EXCERPT TO READ: Begin

- Born: 5 August 1891 Amritsar, Punjab Province, British India (now in Punjab, India)
- Died: 16 July 1981 (aged 89) India
- Allegiance: British India India
- Branch: British Indian Army Indian Army
- Service years: 1917–1950
- Rank: Major-General
- Unit: 105th Mahratta Light Infantry
- Conflicts: World War I Battle of Megiddo; World War II Indo-Pakistan War of 1947

= Sohan Lal Bhatia =

Indian army medical officer

Sohan Lal Bhatia (5 August 1891 – 16 July 1981) was an Indian physiologist, medical administrator and decorated Indian Army officer.

EXCERPT TO READ: End
DATASET EXTRACT: Begin

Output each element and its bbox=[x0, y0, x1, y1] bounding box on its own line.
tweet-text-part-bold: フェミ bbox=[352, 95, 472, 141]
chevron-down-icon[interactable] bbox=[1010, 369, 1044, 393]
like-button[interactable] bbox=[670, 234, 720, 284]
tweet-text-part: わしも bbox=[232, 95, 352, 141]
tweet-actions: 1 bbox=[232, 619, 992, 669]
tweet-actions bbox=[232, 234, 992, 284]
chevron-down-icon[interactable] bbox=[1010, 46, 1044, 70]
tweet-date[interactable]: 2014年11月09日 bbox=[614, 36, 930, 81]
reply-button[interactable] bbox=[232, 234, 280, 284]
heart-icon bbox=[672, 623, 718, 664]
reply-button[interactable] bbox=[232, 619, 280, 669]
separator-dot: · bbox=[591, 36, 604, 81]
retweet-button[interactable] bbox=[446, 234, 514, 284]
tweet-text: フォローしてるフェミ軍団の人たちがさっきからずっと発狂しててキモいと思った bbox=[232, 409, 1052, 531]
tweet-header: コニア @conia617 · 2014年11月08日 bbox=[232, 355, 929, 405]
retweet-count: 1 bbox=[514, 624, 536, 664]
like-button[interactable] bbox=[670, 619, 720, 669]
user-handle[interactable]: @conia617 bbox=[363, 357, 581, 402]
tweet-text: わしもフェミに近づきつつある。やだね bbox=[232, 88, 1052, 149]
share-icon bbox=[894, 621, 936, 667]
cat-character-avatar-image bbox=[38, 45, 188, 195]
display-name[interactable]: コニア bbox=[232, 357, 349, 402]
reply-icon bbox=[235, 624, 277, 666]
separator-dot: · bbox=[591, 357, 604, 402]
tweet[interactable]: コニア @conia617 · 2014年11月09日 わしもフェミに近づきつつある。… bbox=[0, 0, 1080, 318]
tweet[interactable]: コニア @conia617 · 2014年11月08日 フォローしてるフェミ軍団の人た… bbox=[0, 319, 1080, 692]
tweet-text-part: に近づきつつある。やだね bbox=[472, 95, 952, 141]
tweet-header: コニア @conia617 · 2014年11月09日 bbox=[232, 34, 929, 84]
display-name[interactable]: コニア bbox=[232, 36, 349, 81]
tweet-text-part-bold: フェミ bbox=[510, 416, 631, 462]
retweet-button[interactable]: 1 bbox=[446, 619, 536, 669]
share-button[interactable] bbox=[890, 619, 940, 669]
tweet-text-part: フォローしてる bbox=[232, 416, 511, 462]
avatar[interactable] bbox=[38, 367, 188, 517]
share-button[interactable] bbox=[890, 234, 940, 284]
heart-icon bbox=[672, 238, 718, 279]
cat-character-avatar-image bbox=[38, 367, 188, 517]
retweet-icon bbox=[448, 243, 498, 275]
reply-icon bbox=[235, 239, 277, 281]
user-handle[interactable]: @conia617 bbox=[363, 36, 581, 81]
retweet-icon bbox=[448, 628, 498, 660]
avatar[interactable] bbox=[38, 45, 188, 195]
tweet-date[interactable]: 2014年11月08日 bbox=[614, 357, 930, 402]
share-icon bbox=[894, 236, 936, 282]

DATASET EXTRACT: End

◆ **TASK GOAL**:
Please pick up the Sohan Lal Bhatia biography after its last sentence and continue it. The data stands apart from the Sohan Lal Bhatia biography.

◆ **RESULT OF THIS EXERCISE**:
==Biography==
Bhatia was the eldest son of Rai Bahadur Hira Lal Bhatia, an eminent surgeon practising in Lahore. Educated in Lahore at the Central Model School, Lahore, and the Government College Lahore, he began his medical studies at Peterhouse, Cambridge in 1910. He subsequently pursued his clinical studies at St Thomas' Hospital, London. On the outbreak of war in 1914, Bhatia volunteered as a surgical dresser on HMHS Guildford Castle. He completed his degree in 1917, and following graduation was appointed a temporary lieutenant in the Indian Medical Service (IMS), effective from 8 April 1917. In May 1918 he was attached to the 105th Mahratta Light Infantry (now the Maratha Light Infantry, then part of the Egyptian Expeditionary Force). In September 1918, he was awarded the Military Cross (MC) for courage under fire during the Battle of Megiddo; the award was gazetted in April 1919:

Near Sabieh, on the 19th September 1918, for conspicuous gallantry under intense fire. The enemy put down a heavy barrage where he had established his aid post. In the midst of this he carried out his work with an absolute disregard of his personal safety. The skilful way the wounded were dressed by him, in spite of the adverse conditions, afterwards elicitated (sic) the admiration of the medical officers in the dressing stations.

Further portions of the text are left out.